Written instruction >> Identify the lines holding "xlabel" and copy them.
begin Supplied records
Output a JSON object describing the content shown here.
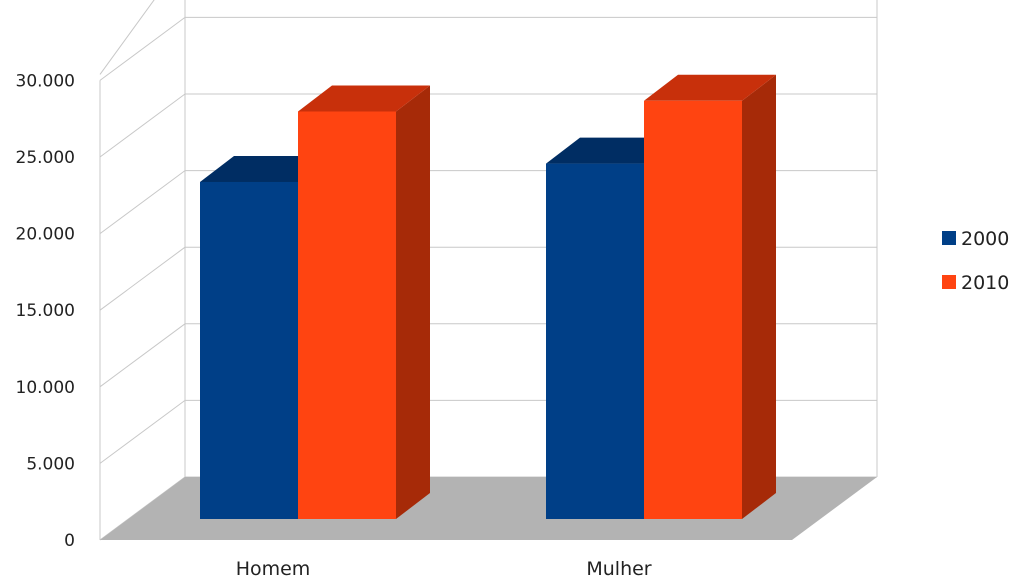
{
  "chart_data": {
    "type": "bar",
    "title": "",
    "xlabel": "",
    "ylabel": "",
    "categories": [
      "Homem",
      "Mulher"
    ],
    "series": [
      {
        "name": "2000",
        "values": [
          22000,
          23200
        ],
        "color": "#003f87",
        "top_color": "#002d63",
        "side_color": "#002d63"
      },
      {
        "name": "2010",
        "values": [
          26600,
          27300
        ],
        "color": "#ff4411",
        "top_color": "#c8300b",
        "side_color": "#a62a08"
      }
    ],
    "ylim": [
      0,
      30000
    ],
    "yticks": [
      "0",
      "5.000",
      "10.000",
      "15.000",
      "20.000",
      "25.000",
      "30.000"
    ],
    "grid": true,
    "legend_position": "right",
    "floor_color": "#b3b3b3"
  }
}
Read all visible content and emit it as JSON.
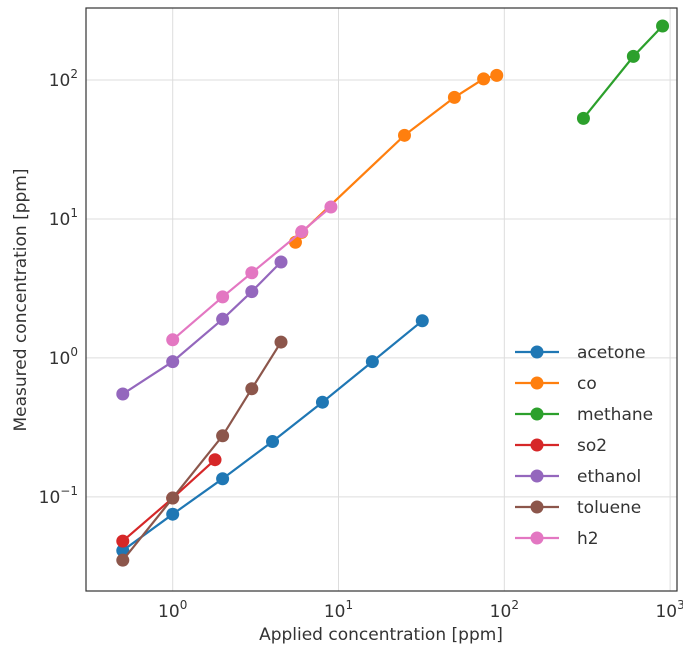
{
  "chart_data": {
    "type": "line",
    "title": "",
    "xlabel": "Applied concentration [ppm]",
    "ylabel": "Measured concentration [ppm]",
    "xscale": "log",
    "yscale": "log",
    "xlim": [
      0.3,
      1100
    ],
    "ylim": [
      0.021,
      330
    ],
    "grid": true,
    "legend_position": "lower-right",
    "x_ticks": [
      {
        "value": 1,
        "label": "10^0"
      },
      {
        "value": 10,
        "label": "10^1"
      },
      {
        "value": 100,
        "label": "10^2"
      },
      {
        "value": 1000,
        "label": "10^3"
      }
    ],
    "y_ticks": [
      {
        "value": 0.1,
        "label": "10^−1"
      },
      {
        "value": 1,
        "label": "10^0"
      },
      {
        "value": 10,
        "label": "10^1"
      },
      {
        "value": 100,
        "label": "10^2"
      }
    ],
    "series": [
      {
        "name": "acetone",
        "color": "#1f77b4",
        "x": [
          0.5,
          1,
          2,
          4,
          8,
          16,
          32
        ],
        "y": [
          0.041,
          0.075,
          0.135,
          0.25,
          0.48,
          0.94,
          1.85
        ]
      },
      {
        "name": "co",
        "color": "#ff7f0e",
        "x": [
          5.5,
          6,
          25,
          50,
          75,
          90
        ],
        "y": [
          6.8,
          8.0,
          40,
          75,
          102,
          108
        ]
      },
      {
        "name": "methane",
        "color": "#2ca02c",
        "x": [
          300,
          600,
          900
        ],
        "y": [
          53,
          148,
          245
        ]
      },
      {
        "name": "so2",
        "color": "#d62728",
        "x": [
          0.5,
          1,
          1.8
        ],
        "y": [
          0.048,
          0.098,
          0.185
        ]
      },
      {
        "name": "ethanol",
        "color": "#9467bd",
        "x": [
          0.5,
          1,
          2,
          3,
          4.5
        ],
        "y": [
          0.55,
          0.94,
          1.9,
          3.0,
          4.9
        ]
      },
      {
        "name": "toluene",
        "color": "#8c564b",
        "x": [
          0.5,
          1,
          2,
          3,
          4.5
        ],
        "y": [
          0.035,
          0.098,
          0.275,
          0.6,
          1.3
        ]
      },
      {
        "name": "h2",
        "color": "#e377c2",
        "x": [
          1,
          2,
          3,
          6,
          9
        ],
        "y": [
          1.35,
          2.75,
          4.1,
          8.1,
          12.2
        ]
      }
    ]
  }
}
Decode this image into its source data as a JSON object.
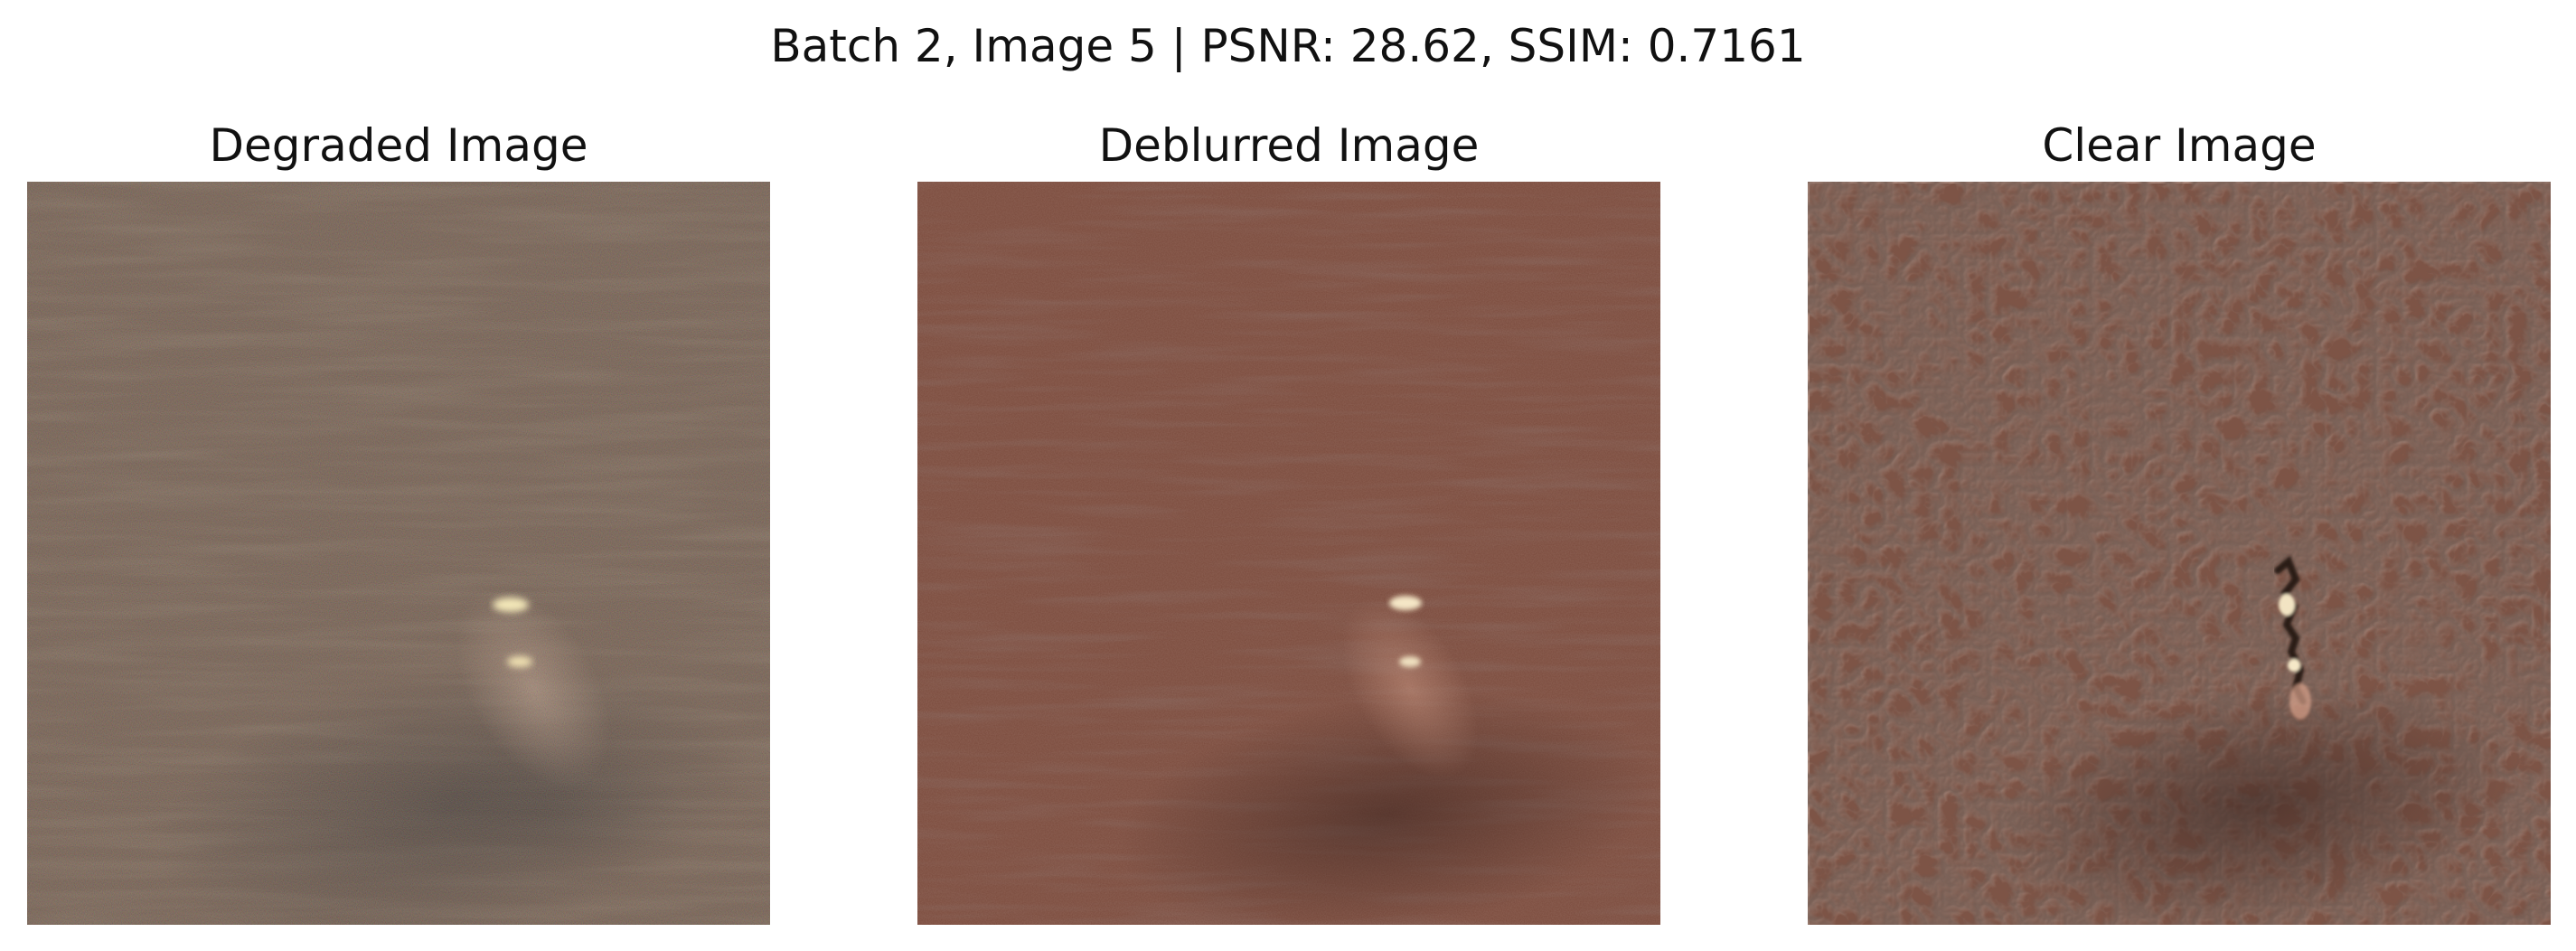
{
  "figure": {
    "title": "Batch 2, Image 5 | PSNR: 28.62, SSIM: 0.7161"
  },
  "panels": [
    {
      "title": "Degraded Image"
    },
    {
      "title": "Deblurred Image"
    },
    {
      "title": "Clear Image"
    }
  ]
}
end Supplied records
Exercise result >>
    "xlabel": "",
    "xlabel": "Applied concentration [ppm]",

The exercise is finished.